(WHAT NEEDS TO BE DONE): Can you transcribe the data exactly? Leave the pictures out.

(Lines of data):
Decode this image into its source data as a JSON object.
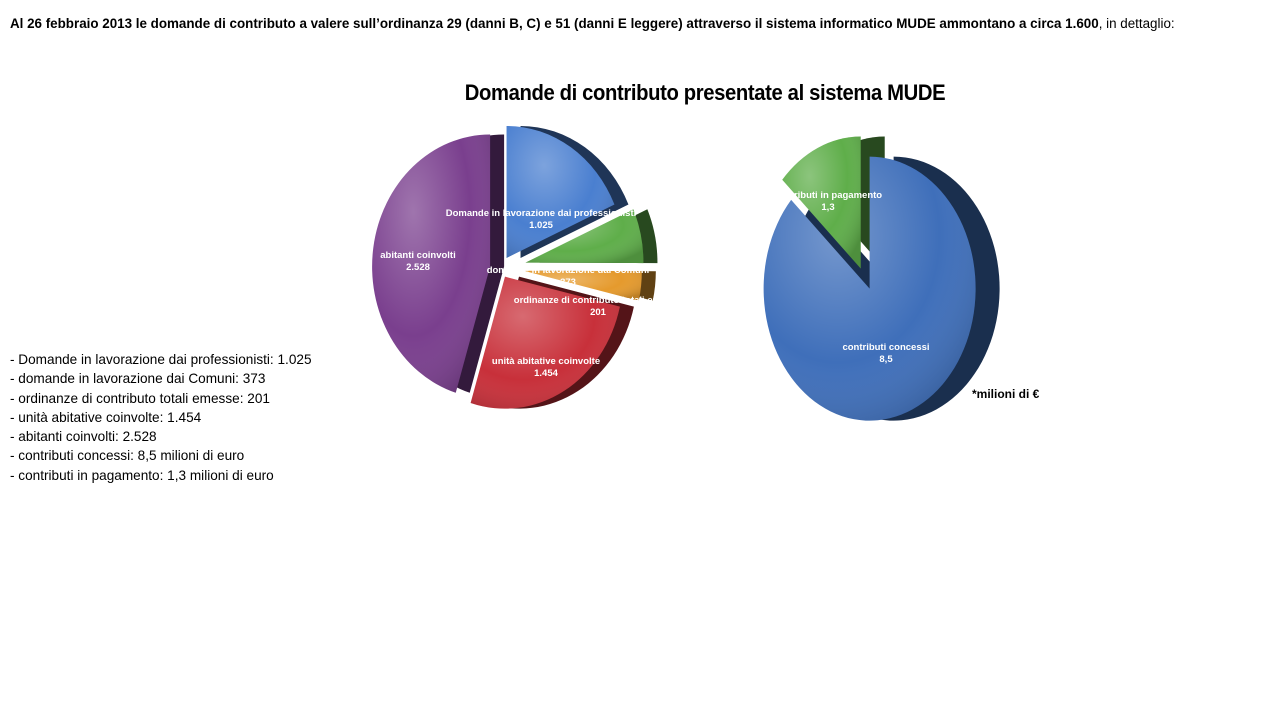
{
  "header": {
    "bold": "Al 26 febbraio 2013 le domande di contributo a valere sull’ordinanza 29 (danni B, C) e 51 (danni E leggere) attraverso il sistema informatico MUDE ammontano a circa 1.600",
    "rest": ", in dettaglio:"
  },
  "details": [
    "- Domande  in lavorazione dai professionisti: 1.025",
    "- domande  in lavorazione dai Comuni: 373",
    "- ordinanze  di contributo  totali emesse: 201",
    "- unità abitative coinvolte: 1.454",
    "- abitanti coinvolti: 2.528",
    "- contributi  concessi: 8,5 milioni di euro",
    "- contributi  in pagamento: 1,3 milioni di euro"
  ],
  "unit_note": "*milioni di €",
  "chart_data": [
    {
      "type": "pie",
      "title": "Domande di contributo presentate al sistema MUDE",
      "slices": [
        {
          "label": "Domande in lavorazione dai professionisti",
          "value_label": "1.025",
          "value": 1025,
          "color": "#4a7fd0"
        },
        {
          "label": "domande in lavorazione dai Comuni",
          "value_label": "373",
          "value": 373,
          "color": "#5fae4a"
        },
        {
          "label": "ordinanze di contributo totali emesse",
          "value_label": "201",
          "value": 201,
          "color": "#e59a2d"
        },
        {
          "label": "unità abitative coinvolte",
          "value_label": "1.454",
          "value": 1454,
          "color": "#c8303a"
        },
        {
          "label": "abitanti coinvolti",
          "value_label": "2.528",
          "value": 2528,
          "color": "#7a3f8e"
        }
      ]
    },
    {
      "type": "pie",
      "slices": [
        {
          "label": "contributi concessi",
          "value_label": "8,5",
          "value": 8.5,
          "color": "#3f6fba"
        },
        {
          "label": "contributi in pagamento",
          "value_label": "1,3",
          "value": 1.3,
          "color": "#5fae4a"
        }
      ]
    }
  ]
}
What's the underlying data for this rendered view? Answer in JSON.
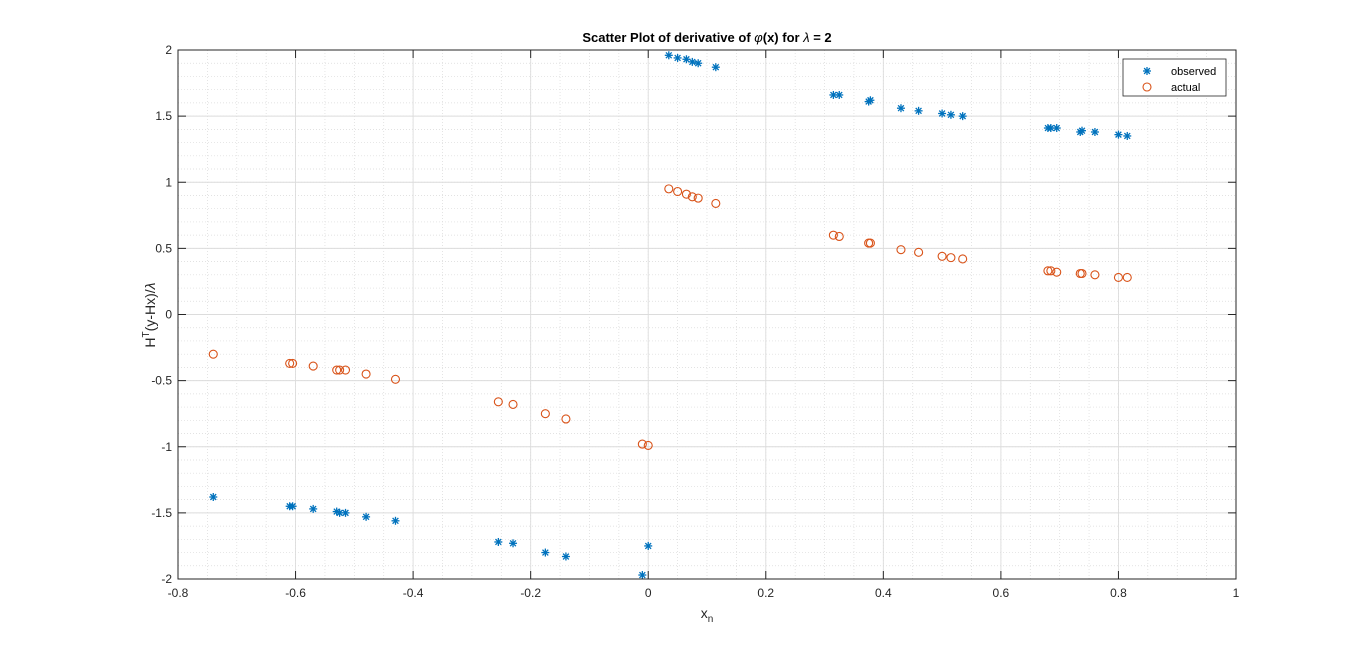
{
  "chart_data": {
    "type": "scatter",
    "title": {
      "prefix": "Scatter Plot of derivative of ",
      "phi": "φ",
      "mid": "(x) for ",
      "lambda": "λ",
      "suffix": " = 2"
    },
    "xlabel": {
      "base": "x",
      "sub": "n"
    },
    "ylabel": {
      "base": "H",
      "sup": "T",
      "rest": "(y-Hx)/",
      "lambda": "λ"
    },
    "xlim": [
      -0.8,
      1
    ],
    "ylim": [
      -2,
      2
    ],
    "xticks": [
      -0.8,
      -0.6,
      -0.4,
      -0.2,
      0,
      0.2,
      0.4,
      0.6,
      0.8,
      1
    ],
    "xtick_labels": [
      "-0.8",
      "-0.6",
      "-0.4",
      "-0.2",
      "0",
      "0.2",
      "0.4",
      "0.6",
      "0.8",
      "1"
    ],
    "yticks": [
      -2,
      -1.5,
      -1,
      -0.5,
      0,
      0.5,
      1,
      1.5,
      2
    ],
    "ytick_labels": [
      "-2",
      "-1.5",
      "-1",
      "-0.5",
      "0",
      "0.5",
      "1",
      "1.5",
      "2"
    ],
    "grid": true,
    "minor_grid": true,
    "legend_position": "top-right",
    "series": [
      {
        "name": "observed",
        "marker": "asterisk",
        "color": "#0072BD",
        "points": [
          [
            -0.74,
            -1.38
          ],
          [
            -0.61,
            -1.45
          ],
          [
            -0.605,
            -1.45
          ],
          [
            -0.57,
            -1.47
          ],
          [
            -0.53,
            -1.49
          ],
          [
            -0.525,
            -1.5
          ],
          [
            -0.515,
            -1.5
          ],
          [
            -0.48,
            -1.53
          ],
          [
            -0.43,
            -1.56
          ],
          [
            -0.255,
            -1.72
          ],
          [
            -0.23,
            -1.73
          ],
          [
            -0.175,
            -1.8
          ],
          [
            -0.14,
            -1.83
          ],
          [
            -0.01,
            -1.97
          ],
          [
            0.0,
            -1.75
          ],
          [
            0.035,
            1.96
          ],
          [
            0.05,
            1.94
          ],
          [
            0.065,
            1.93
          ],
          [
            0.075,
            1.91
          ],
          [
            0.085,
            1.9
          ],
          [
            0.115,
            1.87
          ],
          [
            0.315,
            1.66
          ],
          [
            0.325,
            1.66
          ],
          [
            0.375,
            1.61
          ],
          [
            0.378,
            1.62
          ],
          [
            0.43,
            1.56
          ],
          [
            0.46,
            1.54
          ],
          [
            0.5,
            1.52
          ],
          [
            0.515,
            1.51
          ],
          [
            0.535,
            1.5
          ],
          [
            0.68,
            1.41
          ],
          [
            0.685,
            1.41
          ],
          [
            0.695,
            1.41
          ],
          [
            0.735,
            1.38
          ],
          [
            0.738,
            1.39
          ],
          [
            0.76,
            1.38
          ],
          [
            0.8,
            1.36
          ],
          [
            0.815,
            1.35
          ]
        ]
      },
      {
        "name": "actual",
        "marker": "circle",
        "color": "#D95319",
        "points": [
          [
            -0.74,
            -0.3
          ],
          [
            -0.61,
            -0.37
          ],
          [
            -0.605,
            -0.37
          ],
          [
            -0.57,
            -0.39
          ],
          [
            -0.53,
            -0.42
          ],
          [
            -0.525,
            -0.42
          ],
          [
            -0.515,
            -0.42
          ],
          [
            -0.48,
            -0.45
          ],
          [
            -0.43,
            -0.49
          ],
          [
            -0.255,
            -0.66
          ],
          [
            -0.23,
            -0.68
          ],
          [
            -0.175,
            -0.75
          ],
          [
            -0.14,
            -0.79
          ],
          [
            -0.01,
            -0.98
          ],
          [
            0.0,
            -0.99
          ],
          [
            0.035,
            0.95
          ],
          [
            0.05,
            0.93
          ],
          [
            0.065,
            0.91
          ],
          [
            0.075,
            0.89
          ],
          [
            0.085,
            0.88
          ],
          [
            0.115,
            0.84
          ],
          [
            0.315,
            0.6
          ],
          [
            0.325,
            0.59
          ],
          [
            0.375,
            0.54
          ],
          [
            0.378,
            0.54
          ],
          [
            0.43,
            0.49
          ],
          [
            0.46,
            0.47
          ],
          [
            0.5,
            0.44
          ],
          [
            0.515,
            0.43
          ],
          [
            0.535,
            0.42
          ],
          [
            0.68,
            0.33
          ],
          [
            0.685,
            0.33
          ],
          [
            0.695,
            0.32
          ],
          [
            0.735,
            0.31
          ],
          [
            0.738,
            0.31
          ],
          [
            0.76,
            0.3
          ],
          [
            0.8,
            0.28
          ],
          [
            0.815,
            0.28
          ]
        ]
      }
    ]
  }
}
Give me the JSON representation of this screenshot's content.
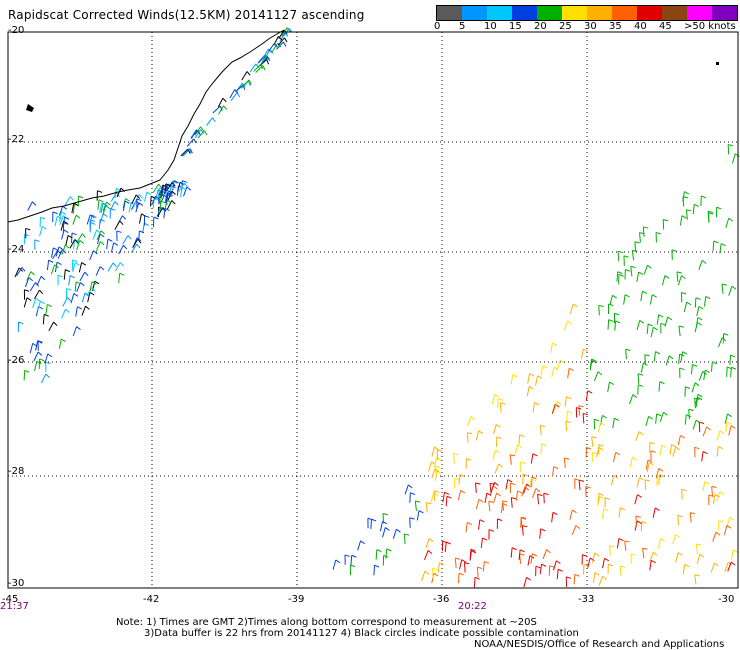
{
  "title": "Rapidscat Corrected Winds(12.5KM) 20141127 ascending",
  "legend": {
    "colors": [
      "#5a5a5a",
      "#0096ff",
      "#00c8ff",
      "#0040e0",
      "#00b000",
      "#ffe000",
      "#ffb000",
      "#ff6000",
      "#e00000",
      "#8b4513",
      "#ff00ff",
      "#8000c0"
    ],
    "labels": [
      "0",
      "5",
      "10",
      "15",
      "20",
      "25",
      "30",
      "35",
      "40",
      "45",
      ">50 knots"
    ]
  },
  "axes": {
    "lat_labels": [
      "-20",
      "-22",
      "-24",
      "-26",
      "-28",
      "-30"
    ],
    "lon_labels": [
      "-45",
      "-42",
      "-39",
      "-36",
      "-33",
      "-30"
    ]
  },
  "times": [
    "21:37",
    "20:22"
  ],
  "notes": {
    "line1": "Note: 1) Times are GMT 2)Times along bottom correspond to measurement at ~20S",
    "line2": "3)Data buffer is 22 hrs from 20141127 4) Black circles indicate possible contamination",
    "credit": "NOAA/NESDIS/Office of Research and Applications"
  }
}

(THE SOLUTION):
Decode this image into its source data as a JSON object.
{
  "header": {
    "bold": "Al 26 febbraio 2013 le domande di contributo a valere sull’ordinanza 29 (danni B, C) e 51 (danni E leggere) attraverso il sistema informatico MUDE ammontano a circa 1.600",
    "rest": ", in dettaglio:"
  },
  "details": [
    "- Domande  in lavorazione dai professionisti: 1.025",
    "- domande  in lavorazione dai Comuni: 373",
    "- ordinanze  di contributo  totali emesse: 201",
    "- unità abitative coinvolte: 1.454",
    "- abitanti coinvolti: 2.528",
    "- contributi  concessi: 8,5 milioni di euro",
    "- contributi  in pagamento: 1,3 milioni di euro"
  ],
  "unit_note": "*milioni di €",
  "chart_data": [
    {
      "type": "pie",
      "title": "Domande di contributo presentate al sistema MUDE",
      "slices": [
        {
          "label": "Domande in lavorazione dai professionisti",
          "value_label": "1.025",
          "value": 1025,
          "color": "#4a7fd0"
        },
        {
          "label": "domande in lavorazione dai Comuni",
          "value_label": "373",
          "value": 373,
          "color": "#5fae4a"
        },
        {
          "label": "ordinanze di contributo totali emesse",
          "value_label": "201",
          "value": 201,
          "color": "#e59a2d"
        },
        {
          "label": "unità abitative coinvolte",
          "value_label": "1.454",
          "value": 1454,
          "color": "#c8303a"
        },
        {
          "label": "abitanti coinvolti",
          "value_label": "2.528",
          "value": 2528,
          "color": "#7a3f8e"
        }
      ]
    },
    {
      "type": "pie",
      "slices": [
        {
          "label": "contributi concessi",
          "value_label": "8,5",
          "value": 8.5,
          "color": "#3f6fba"
        },
        {
          "label": "contributi in pagamento",
          "value_label": "1,3",
          "value": 1.3,
          "color": "#5fae4a"
        }
      ]
    }
  ]
}
What's the underlying data for this rendered view? Answer in JSON.
{
  "chart_data": {
    "type": "scatter",
    "title": {
      "prefix": "Scatter Plot of derivative of ",
      "phi": "φ",
      "mid": "(x) for ",
      "lambda": "λ",
      "suffix": " = 2"
    },
    "xlabel": {
      "base": "x",
      "sub": "n"
    },
    "ylabel": {
      "base": "H",
      "sup": "T",
      "rest": "(y-Hx)/",
      "lambda": "λ"
    },
    "xlim": [
      -0.8,
      1
    ],
    "ylim": [
      -2,
      2
    ],
    "xticks": [
      -0.8,
      -0.6,
      -0.4,
      -0.2,
      0,
      0.2,
      0.4,
      0.6,
      0.8,
      1
    ],
    "xtick_labels": [
      "-0.8",
      "-0.6",
      "-0.4",
      "-0.2",
      "0",
      "0.2",
      "0.4",
      "0.6",
      "0.8",
      "1"
    ],
    "yticks": [
      -2,
      -1.5,
      -1,
      -0.5,
      0,
      0.5,
      1,
      1.5,
      2
    ],
    "ytick_labels": [
      "-2",
      "-1.5",
      "-1",
      "-0.5",
      "0",
      "0.5",
      "1",
      "1.5",
      "2"
    ],
    "grid": true,
    "minor_grid": true,
    "legend_position": "top-right",
    "series": [
      {
        "name": "observed",
        "marker": "asterisk",
        "color": "#0072BD",
        "points": [
          [
            -0.74,
            -1.38
          ],
          [
            -0.61,
            -1.45
          ],
          [
            -0.605,
            -1.45
          ],
          [
            -0.57,
            -1.47
          ],
          [
            -0.53,
            -1.49
          ],
          [
            -0.525,
            -1.5
          ],
          [
            -0.515,
            -1.5
          ],
          [
            -0.48,
            -1.53
          ],
          [
            -0.43,
            -1.56
          ],
          [
            -0.255,
            -1.72
          ],
          [
            -0.23,
            -1.73
          ],
          [
            -0.175,
            -1.8
          ],
          [
            -0.14,
            -1.83
          ],
          [
            -0.01,
            -1.97
          ],
          [
            0.0,
            -1.75
          ],
          [
            0.035,
            1.96
          ],
          [
            0.05,
            1.94
          ],
          [
            0.065,
            1.93
          ],
          [
            0.075,
            1.91
          ],
          [
            0.085,
            1.9
          ],
          [
            0.115,
            1.87
          ],
          [
            0.315,
            1.66
          ],
          [
            0.325,
            1.66
          ],
          [
            0.375,
            1.61
          ],
          [
            0.378,
            1.62
          ],
          [
            0.43,
            1.56
          ],
          [
            0.46,
            1.54
          ],
          [
            0.5,
            1.52
          ],
          [
            0.515,
            1.51
          ],
          [
            0.535,
            1.5
          ],
          [
            0.68,
            1.41
          ],
          [
            0.685,
            1.41
          ],
          [
            0.695,
            1.41
          ],
          [
            0.735,
            1.38
          ],
          [
            0.738,
            1.39
          ],
          [
            0.76,
            1.38
          ],
          [
            0.8,
            1.36
          ],
          [
            0.815,
            1.35
          ]
        ]
      },
      {
        "name": "actual",
        "marker": "circle",
        "color": "#D95319",
        "points": [
          [
            -0.74,
            -0.3
          ],
          [
            -0.61,
            -0.37
          ],
          [
            -0.605,
            -0.37
          ],
          [
            -0.57,
            -0.39
          ],
          [
            -0.53,
            -0.42
          ],
          [
            -0.525,
            -0.42
          ],
          [
            -0.515,
            -0.42
          ],
          [
            -0.48,
            -0.45
          ],
          [
            -0.43,
            -0.49
          ],
          [
            -0.255,
            -0.66
          ],
          [
            -0.23,
            -0.68
          ],
          [
            -0.175,
            -0.75
          ],
          [
            -0.14,
            -0.79
          ],
          [
            -0.01,
            -0.98
          ],
          [
            0.0,
            -0.99
          ],
          [
            0.035,
            0.95
          ],
          [
            0.05,
            0.93
          ],
          [
            0.065,
            0.91
          ],
          [
            0.075,
            0.89
          ],
          [
            0.085,
            0.88
          ],
          [
            0.115,
            0.84
          ],
          [
            0.315,
            0.6
          ],
          [
            0.325,
            0.59
          ],
          [
            0.375,
            0.54
          ],
          [
            0.378,
            0.54
          ],
          [
            0.43,
            0.49
          ],
          [
            0.46,
            0.47
          ],
          [
            0.5,
            0.44
          ],
          [
            0.515,
            0.43
          ],
          [
            0.535,
            0.42
          ],
          [
            0.68,
            0.33
          ],
          [
            0.685,
            0.33
          ],
          [
            0.695,
            0.32
          ],
          [
            0.735,
            0.31
          ],
          [
            0.738,
            0.31
          ],
          [
            0.76,
            0.3
          ],
          [
            0.8,
            0.28
          ],
          [
            0.815,
            0.28
          ]
        ]
      }
    ]
  }
}
Give me the JSON representation of this screenshot's content.
{
  "title": "Rapidscat Corrected Winds(12.5KM) 20141127 ascending",
  "legend": {
    "colors": [
      "#5a5a5a",
      "#0096ff",
      "#00c8ff",
      "#0040e0",
      "#00b000",
      "#ffe000",
      "#ffb000",
      "#ff6000",
      "#e00000",
      "#8b4513",
      "#ff00ff",
      "#8000c0"
    ],
    "labels": [
      "0",
      "5",
      "10",
      "15",
      "20",
      "25",
      "30",
      "35",
      "40",
      "45",
      ">50 knots"
    ]
  },
  "axes": {
    "lat_labels": [
      "-20",
      "-22",
      "-24",
      "-26",
      "-28",
      "-30"
    ],
    "lon_labels": [
      "-45",
      "-42",
      "-39",
      "-36",
      "-33",
      "-30"
    ]
  },
  "times": [
    "21:37",
    "20:22"
  ],
  "notes": {
    "line1": "Note: 1) Times are GMT 2)Times along bottom correspond to measurement at ~20S",
    "line2": "3)Data buffer is 22 hrs from 20141127 4) Black circles indicate possible contamination",
    "credit": "NOAA/NESDIS/Office of Research and Applications"
  }
}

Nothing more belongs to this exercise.